# Problem
Copy every record below exactly.

# Stored items
>> Begin

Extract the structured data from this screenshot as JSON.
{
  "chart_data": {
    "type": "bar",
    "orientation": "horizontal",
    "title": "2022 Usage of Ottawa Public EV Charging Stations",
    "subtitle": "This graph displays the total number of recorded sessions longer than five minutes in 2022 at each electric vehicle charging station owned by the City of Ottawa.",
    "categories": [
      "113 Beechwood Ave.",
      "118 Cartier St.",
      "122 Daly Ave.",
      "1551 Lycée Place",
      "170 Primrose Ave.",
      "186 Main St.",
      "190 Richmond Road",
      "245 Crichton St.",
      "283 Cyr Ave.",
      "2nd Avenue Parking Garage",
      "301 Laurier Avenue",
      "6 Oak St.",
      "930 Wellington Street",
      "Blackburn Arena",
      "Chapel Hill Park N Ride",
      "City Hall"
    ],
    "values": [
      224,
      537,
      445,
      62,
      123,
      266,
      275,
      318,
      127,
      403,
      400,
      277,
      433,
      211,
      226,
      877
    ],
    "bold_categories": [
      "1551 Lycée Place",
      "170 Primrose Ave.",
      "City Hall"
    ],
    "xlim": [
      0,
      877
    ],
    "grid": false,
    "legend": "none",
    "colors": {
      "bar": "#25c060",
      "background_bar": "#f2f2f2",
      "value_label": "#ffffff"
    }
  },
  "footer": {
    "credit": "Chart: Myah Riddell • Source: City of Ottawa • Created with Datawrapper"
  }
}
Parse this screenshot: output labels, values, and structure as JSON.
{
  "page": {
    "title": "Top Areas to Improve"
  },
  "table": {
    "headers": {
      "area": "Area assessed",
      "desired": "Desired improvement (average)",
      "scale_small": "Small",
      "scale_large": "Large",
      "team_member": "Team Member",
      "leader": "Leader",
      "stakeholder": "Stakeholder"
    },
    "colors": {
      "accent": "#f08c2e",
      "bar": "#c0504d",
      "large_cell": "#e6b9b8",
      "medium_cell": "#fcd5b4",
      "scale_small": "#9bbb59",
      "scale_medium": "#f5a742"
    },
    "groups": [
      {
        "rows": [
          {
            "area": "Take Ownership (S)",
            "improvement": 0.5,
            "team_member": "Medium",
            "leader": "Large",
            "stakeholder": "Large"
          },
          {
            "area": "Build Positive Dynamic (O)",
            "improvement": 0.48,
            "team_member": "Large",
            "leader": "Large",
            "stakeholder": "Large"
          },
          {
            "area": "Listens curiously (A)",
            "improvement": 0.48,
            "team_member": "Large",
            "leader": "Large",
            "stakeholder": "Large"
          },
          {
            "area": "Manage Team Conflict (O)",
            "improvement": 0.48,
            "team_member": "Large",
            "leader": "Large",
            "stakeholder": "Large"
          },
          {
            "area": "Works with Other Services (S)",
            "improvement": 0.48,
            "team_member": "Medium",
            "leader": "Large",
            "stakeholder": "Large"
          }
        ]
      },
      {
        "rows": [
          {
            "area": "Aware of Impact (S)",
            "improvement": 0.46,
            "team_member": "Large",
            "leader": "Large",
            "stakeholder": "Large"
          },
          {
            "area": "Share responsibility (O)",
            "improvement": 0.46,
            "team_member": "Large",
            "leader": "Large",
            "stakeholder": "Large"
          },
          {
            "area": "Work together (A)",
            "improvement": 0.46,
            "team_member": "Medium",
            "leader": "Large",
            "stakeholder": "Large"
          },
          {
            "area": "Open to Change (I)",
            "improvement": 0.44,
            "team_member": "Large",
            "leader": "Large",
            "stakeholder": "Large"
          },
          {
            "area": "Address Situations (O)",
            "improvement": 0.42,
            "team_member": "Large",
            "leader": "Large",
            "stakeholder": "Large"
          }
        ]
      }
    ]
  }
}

>> End

# Response below
Extract the structured data from this screenshot as JSON.
{
  "chart_data": {
    "type": "bar",
    "orientation": "horizontal",
    "title": "2022 Usage of Ottawa Public EV Charging Stations",
    "subtitle": "This graph displays the total number of recorded sessions longer than five minutes in 2022 at each electric vehicle charging station owned by the City of Ottawa.",
    "categories": [
      "113 Beechwood Ave.",
      "118 Cartier St.",
      "122 Daly Ave.",
      "1551 Lycée Place",
      "170 Primrose Ave.",
      "186 Main St.",
      "190 Richmond Road",
      "245 Crichton St.",
      "283 Cyr Ave.",
      "2nd Avenue Parking Garage",
      "301 Laurier Avenue",
      "6 Oak St.",
      "930 Wellington Street",
      "Blackburn Arena",
      "Chapel Hill Park N Ride",
      "City Hall"
    ],
    "values": [
      224,
      537,
      445,
      62,
      123,
      266,
      275,
      318,
      127,
      403,
      400,
      277,
      433,
      211,
      226,
      877
    ],
    "bold_categories": [
      "1551 Lycée Place",
      "170 Primrose Ave.",
      "City Hall"
    ],
    "xlim": [
      0,
      877
    ],
    "grid": false,
    "legend": "none",
    "colors": {
      "bar": "#25c060",
      "background_bar": "#f2f2f2",
      "value_label": "#ffffff"
    }
  },
  "footer": {
    "credit": "Chart: Myah Riddell • Source: City of Ottawa • Created with Datawrapper"
  }
}
Parse this screenshot: output labels, values, and structure as JSON.
{
  "page": {
    "title": "Top Areas to Improve"
  },
  "table": {
    "headers": {
      "area": "Area assessed",
      "desired": "Desired improvement (average)",
      "scale_small": "Small",
      "scale_large": "Large",
      "team_member": "Team Member",
      "leader": "Leader",
      "stakeholder": "Stakeholder"
    },
    "colors": {
      "accent": "#f08c2e",
      "bar": "#c0504d",
      "large_cell": "#e6b9b8",
      "medium_cell": "#fcd5b4",
      "scale_small": "#9bbb59",
      "scale_medium": "#f5a742"
    },
    "groups": [
      {
        "rows": [
          {
            "area": "Take Ownership (S)",
            "improvement": 0.5,
            "team_member": "Medium",
            "leader": "Large",
            "stakeholder": "Large"
          },
          {
            "area": "Build Positive Dynamic (O)",
            "improvement": 0.48,
            "team_member": "Large",
            "leader": "Large",
            "stakeholder": "Large"
          },
          {
            "area": "Listens curiously (A)",
            "improvement": 0.48,
            "team_member": "Large",
            "leader": "Large",
            "stakeholder": "Large"
          },
          {
            "area": "Manage Team Conflict (O)",
            "improvement": 0.48,
            "team_member": "Large",
            "leader": "Large",
            "stakeholder": "Large"
          },
          {
            "area": "Works with Other Services (S)",
            "improvement": 0.48,
            "team_member": "Medium",
            "leader": "Large",
            "stakeholder": "Large"
          }
        ]
      },
      {
        "rows": [
          {
            "area": "Aware of Impact (S)",
            "improvement": 0.46,
            "team_member": "Large",
            "leader": "Large",
            "stakeholder": "Large"
          },
          {
            "area": "Share responsibility (O)",
            "improvement": 0.46,
            "team_member": "Large",
            "leader": "Large",
            "stakeholder": "Large"
          },
          {
            "area": "Work together (A)",
            "improvement": 0.46,
            "team_member": "Medium",
            "leader": "Large",
            "stakeholder": "Large"
          },
          {
            "area": "Open to Change (I)",
            "improvement": 0.44,
            "team_member": "Large",
            "leader": "Large",
            "stakeholder": "Large"
          },
          {
            "area": "Address Situations (O)",
            "improvement": 0.42,
            "team_member": "Large",
            "leader": "Large",
            "stakeholder": "Large"
          }
        ]
      }
    ]
  }
}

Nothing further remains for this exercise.